··· DATA FOR PROCESSING

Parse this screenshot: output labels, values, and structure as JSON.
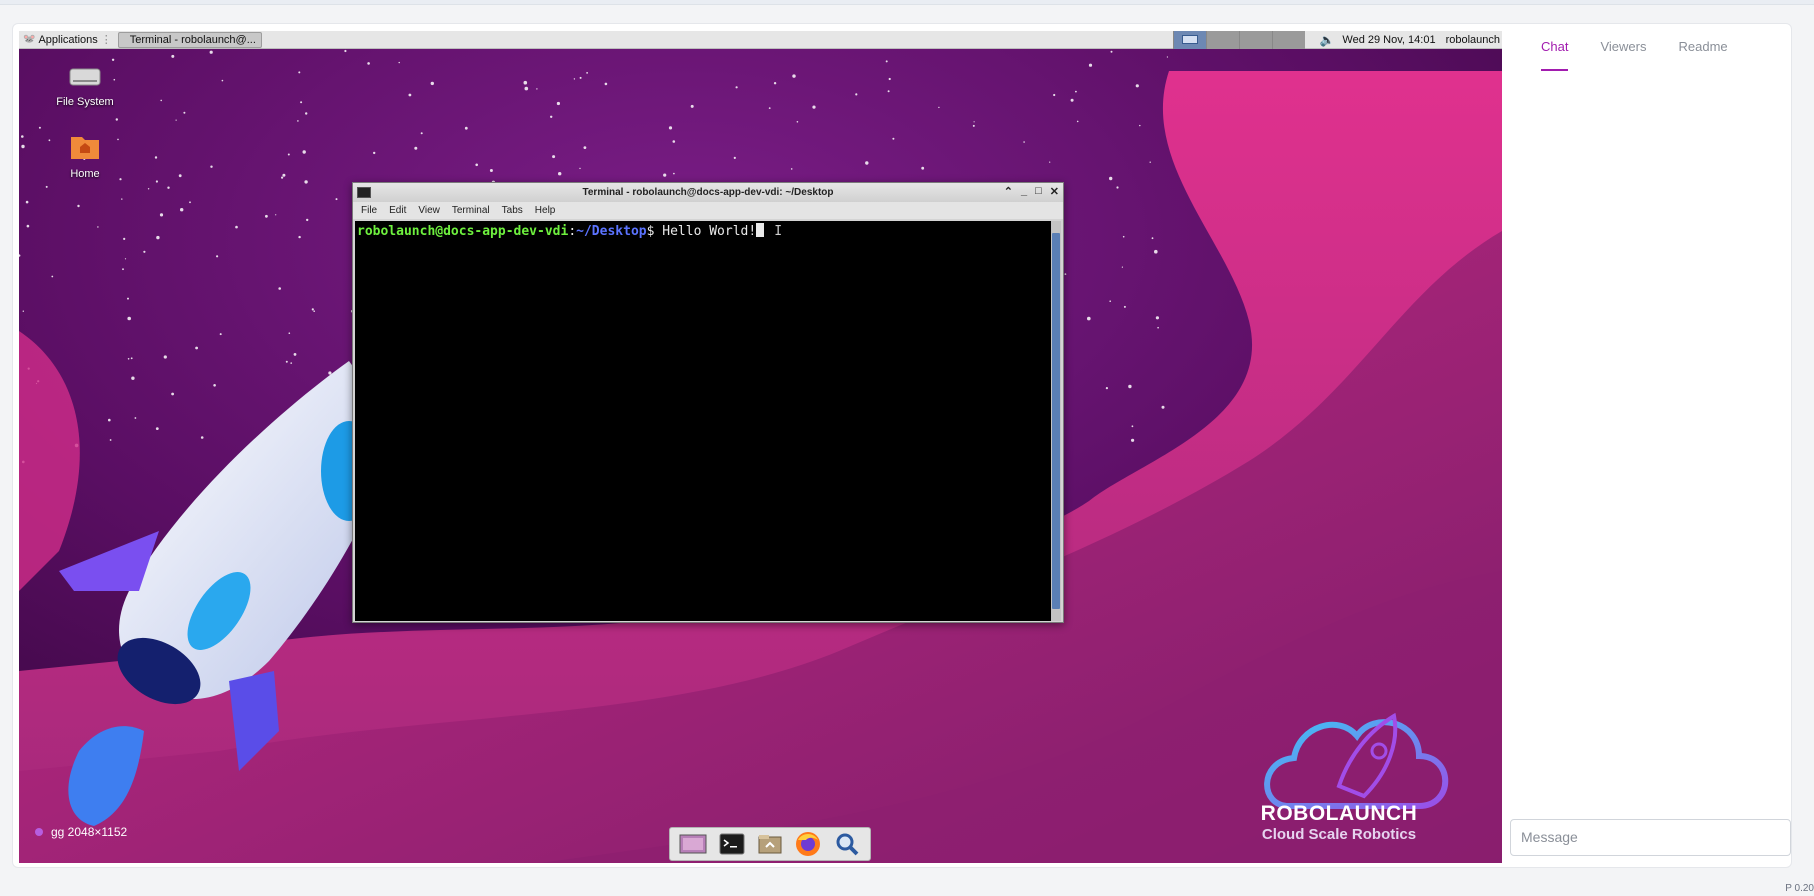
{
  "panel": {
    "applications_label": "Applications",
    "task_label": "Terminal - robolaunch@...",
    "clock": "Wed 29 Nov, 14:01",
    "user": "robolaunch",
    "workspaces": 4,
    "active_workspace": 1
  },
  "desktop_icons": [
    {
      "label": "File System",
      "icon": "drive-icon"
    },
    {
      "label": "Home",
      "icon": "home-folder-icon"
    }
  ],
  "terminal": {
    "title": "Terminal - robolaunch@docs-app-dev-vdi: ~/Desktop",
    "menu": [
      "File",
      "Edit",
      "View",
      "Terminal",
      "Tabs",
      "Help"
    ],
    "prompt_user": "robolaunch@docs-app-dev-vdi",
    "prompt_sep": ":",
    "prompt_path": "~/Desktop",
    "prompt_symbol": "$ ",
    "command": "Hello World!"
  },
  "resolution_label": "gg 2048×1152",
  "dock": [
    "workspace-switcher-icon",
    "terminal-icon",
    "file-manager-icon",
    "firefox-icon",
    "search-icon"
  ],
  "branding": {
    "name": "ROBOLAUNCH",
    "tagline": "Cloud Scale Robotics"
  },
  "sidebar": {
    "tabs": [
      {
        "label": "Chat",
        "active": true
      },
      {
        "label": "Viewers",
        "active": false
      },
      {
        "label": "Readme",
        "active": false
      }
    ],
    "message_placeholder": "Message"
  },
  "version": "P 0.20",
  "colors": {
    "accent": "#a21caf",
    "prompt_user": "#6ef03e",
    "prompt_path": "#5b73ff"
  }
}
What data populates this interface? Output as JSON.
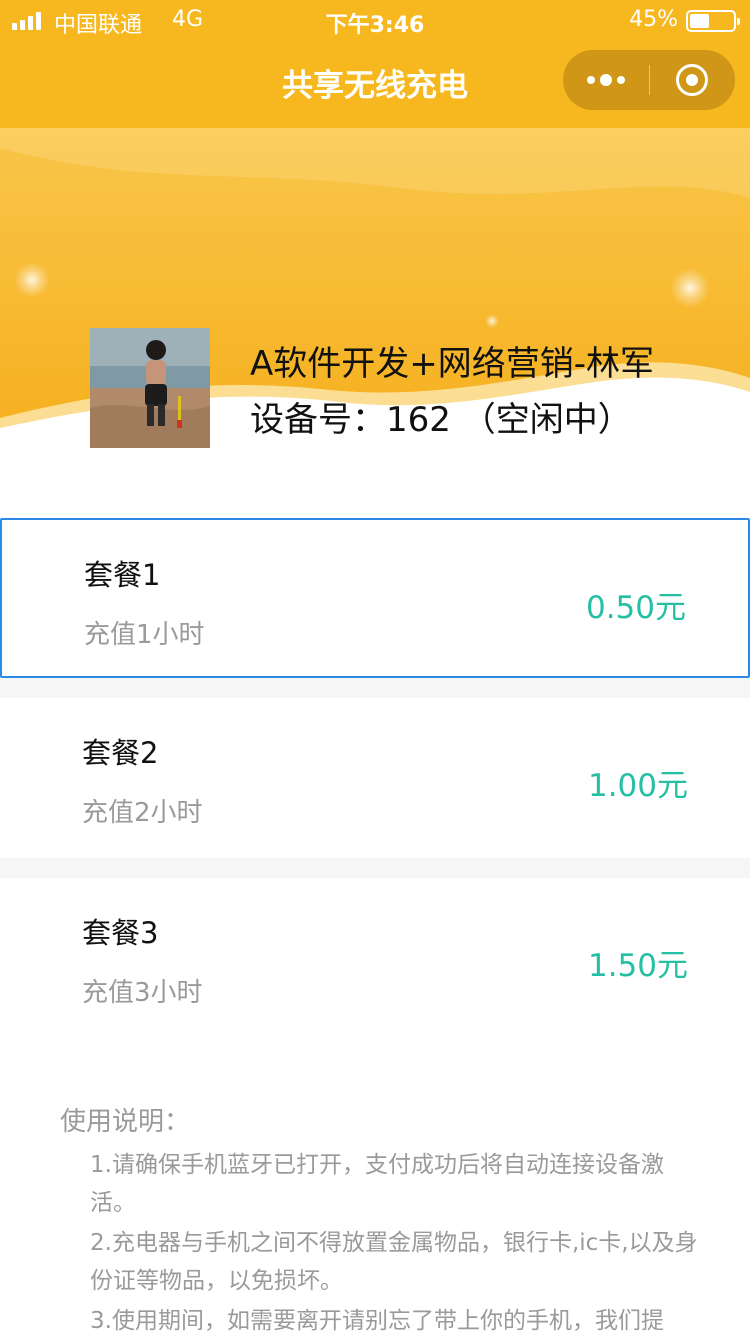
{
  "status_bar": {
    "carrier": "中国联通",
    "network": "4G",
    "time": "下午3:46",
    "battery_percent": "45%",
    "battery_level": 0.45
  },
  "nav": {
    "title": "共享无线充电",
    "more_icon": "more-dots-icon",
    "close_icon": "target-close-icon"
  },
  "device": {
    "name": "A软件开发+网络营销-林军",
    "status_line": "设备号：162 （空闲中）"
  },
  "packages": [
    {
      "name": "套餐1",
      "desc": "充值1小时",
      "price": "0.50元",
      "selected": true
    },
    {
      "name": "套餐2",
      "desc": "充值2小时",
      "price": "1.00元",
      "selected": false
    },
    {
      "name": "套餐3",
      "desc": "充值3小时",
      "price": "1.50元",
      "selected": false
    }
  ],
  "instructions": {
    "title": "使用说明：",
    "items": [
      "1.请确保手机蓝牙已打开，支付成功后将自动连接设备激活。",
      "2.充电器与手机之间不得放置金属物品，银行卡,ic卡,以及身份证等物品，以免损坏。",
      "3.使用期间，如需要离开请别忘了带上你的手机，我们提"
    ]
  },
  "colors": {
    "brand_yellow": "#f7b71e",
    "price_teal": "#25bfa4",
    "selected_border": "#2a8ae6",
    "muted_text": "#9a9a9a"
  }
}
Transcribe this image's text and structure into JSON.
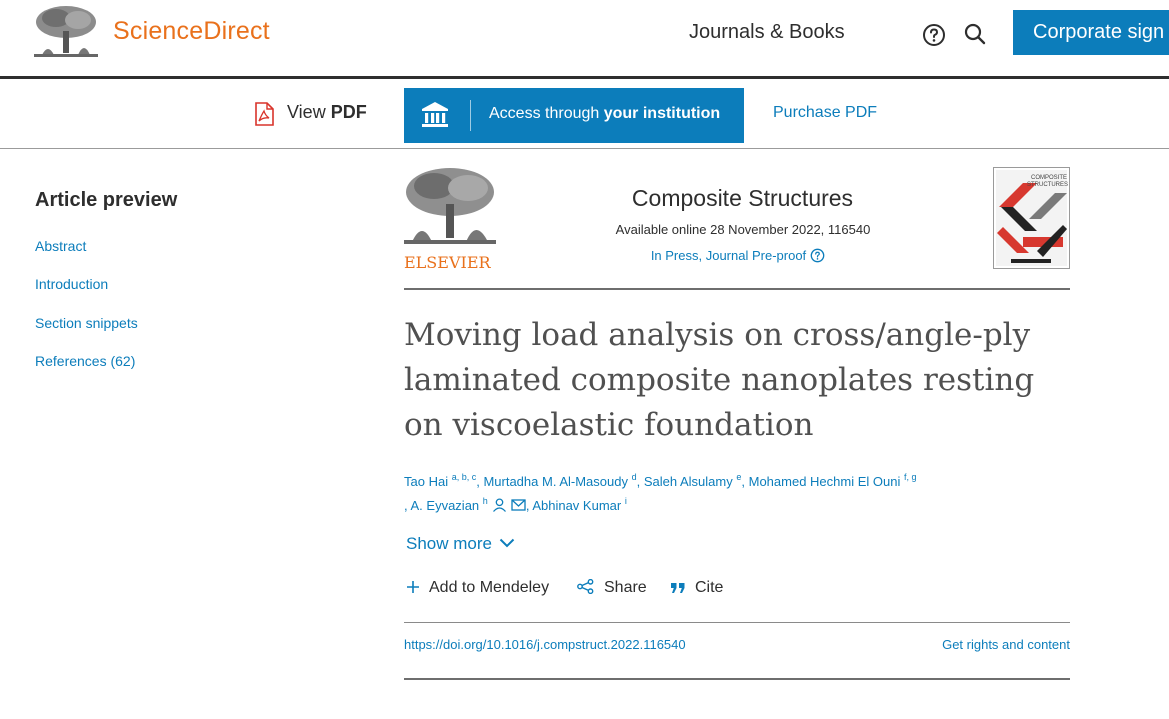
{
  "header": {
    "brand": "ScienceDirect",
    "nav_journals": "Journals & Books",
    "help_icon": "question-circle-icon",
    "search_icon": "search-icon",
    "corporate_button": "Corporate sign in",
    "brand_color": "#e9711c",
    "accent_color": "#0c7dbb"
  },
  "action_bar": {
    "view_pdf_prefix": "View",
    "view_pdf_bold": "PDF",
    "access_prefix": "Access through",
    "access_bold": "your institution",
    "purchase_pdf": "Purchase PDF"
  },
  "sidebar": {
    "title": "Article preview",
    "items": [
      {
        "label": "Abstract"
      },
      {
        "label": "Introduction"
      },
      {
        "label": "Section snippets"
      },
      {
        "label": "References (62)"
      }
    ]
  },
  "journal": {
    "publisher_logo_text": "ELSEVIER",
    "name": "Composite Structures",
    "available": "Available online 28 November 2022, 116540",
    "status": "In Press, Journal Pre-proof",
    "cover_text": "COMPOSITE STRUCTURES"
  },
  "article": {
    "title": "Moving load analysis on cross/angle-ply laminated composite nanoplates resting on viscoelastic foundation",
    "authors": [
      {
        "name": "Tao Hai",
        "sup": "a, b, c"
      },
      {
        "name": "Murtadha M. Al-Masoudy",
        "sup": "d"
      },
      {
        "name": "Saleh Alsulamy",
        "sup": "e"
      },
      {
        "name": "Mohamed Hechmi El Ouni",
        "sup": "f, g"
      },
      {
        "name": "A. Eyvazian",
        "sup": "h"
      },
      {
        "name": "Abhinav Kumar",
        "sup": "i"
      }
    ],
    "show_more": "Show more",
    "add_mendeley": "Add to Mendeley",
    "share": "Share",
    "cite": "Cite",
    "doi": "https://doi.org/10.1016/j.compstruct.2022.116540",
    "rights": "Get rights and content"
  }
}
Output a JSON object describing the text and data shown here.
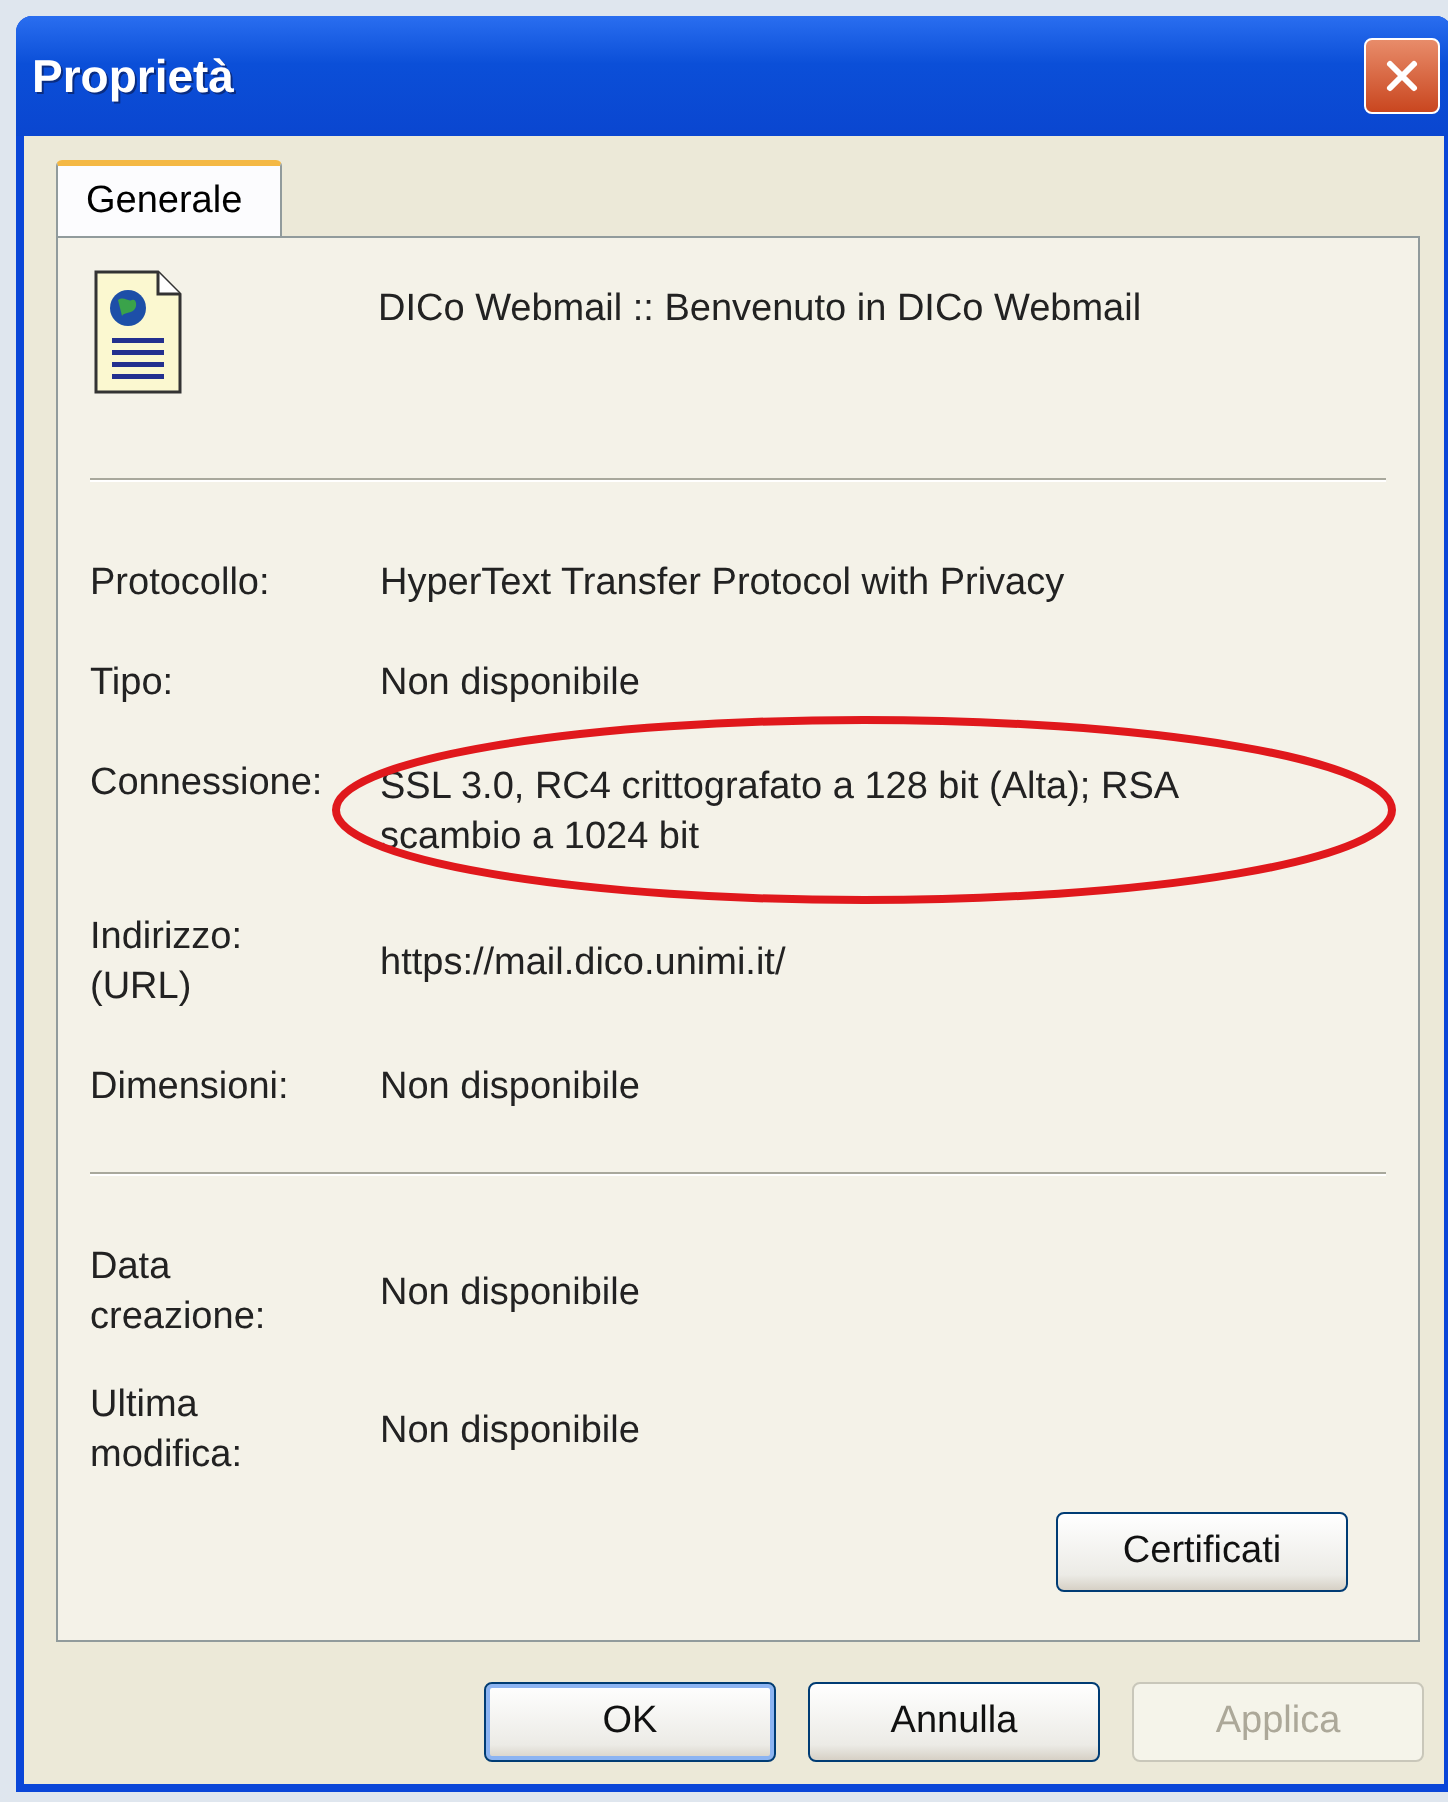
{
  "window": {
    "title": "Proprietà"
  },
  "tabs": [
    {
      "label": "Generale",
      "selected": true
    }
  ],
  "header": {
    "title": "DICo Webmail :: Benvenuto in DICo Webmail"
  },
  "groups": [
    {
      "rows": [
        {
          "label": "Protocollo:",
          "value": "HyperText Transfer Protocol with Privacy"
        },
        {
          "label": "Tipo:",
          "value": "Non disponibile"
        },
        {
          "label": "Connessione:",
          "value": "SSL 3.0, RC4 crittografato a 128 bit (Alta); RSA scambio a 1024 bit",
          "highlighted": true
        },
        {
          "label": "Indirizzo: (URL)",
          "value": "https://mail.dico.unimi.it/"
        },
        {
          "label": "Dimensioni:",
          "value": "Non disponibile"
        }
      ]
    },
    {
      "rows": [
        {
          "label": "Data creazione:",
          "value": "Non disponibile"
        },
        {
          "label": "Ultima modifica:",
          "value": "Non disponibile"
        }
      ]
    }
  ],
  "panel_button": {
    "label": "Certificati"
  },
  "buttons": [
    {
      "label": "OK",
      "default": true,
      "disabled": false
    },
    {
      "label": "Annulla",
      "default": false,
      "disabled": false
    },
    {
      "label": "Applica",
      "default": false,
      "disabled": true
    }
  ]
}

······

◆ **OBJECTIVE**
Reproduce all the records verbatim, excluding images.

◆ **SOLVED PROBLEM**
Parse this screenshot: output labels, values, and structure as JSON.
{
  "panel": {
    "applications_label": "Applications",
    "task_label": "Terminal - robolaunch@...",
    "clock": "Wed 29 Nov, 14:01",
    "user": "robolaunch",
    "workspaces": 4,
    "active_workspace": 1
  },
  "desktop_icons": [
    {
      "label": "File System",
      "icon": "drive-icon"
    },
    {
      "label": "Home",
      "icon": "home-folder-icon"
    }
  ],
  "terminal": {
    "title": "Terminal - robolaunch@docs-app-dev-vdi: ~/Desktop",
    "menu": [
      "File",
      "Edit",
      "View",
      "Terminal",
      "Tabs",
      "Help"
    ],
    "prompt_user": "robolaunch@docs-app-dev-vdi",
    "prompt_sep": ":",
    "prompt_path": "~/Desktop",
    "prompt_symbol": "$ ",
    "command": "Hello World!"
  },
  "resolution_label": "gg 2048×1152",
  "dock": [
    "workspace-switcher-icon",
    "terminal-icon",
    "file-manager-icon",
    "firefox-icon",
    "search-icon"
  ],
  "branding": {
    "name": "ROBOLAUNCH",
    "tagline": "Cloud Scale Robotics"
  },
  "sidebar": {
    "tabs": [
      {
        "label": "Chat",
        "active": true
      },
      {
        "label": "Viewers",
        "active": false
      },
      {
        "label": "Readme",
        "active": false
      }
    ],
    "message_placeholder": "Message"
  },
  "version": "P 0.20",
  "colors": {
    "accent": "#a21caf",
    "prompt_user": "#6ef03e",
    "prompt_path": "#5b73ff"
  }
}
What data populates this interface? Output as JSON.
{
  "status_bar": {
    "carrier": "中国联通",
    "network": "4G",
    "time": "下午3:46",
    "battery_percent": "45%",
    "battery_level": 0.45
  },
  "nav": {
    "title": "共享无线充电",
    "more_icon": "more-dots-icon",
    "close_icon": "target-close-icon"
  },
  "device": {
    "name": "A软件开发+网络营销-林军",
    "status_line": "设备号：162 （空闲中）"
  },
  "packages": [
    {
      "name": "套餐1",
      "desc": "充值1小时",
      "price": "0.50元",
      "selected": true
    },
    {
      "name": "套餐2",
      "desc": "充值2小时",
      "price": "1.00元",
      "selected": false
    },
    {
      "name": "套餐3",
      "desc": "充值3小时",
      "price": "1.50元",
      "selected": false
    }
  ],
  "instructions": {
    "title": "使用说明：",
    "items": [
      "1.请确保手机蓝牙已打开，支付成功后将自动连接设备激活。",
      "2.充电器与手机之间不得放置金属物品，银行卡,ic卡,以及身份证等物品，以免损坏。",
      "3.使用期间，如需要离开请别忘了带上你的手机，我们提"
    ]
  },
  "colors": {
    "brand_yellow": "#f7b71e",
    "price_teal": "#25bfa4",
    "selected_border": "#2a8ae6",
    "muted_text": "#9a9a9a"
  }
}
Transcribe this image's text and structure into JSON.
{
  "header": {
    "brand": "ScienceDirect",
    "nav_journals": "Journals & Books",
    "help_icon": "question-circle-icon",
    "search_icon": "search-icon",
    "corporate_button": "Corporate sign in",
    "brand_color": "#e9711c",
    "accent_color": "#0c7dbb"
  },
  "action_bar": {
    "view_pdf_prefix": "View",
    "view_pdf_bold": "PDF",
    "access_prefix": "Access through",
    "access_bold": "your institution",
    "purchase_pdf": "Purchase PDF"
  },
  "sidebar": {
    "title": "Article preview",
    "items": [
      {
        "label": "Abstract"
      },
      {
        "label": "Introduction"
      },
      {
        "label": "Section snippets"
      },
      {
        "label": "References (62)"
      }
    ]
  },
  "journal": {
    "publisher_logo_text": "ELSEVIER",
    "name": "Composite Structures",
    "available": "Available online 28 November 2022, 116540",
    "status": "In Press, Journal Pre-proof",
    "cover_text": "COMPOSITE STRUCTURES"
  },
  "article": {
    "title": "Moving load analysis on cross/angle-ply laminated composite nanoplates resting on viscoelastic foundation",
    "authors": [
      {
        "name": "Tao Hai",
        "sup": "a, b, c"
      },
      {
        "name": "Murtadha M. Al-Masoudy",
        "sup": "d"
      },
      {
        "name": "Saleh Alsulamy",
        "sup": "e"
      },
      {
        "name": "Mohamed Hechmi El Ouni",
        "sup": "f, g"
      },
      {
        "name": "A. Eyvazian",
        "sup": "h"
      },
      {
        "name": "Abhinav Kumar",
        "sup": "i"
      }
    ],
    "show_more": "Show more",
    "add_mendeley": "Add to Mendeley",
    "share": "Share",
    "cite": "Cite",
    "doi": "https://doi.org/10.1016/j.compstruct.2022.116540",
    "rights": "Get rights and content"
  }
}
Output a JSON object describing the text and data shown here.
{
  "window": {
    "title": "Proprietà"
  },
  "tabs": [
    {
      "label": "Generale",
      "selected": true
    }
  ],
  "header": {
    "title": "DICo Webmail :: Benvenuto in DICo Webmail"
  },
  "groups": [
    {
      "rows": [
        {
          "label": "Protocollo:",
          "value": "HyperText Transfer Protocol with Privacy"
        },
        {
          "label": "Tipo:",
          "value": "Non disponibile"
        },
        {
          "label": "Connessione:",
          "value": "SSL 3.0, RC4 crittografato a 128 bit (Alta); RSA scambio a 1024 bit",
          "highlighted": true
        },
        {
          "label": "Indirizzo: (URL)",
          "value": "https://mail.dico.unimi.it/"
        },
        {
          "label": "Dimensioni:",
          "value": "Non disponibile"
        }
      ]
    },
    {
      "rows": [
        {
          "label": "Data creazione:",
          "value": "Non disponibile"
        },
        {
          "label": "Ultima modifica:",
          "value": "Non disponibile"
        }
      ]
    }
  ],
  "panel_button": {
    "label": "Certificati"
  },
  "buttons": [
    {
      "label": "OK",
      "default": true,
      "disabled": false
    },
    {
      "label": "Annulla",
      "default": false,
      "disabled": false
    },
    {
      "label": "Applica",
      "default": false,
      "disabled": true
    }
  ]
}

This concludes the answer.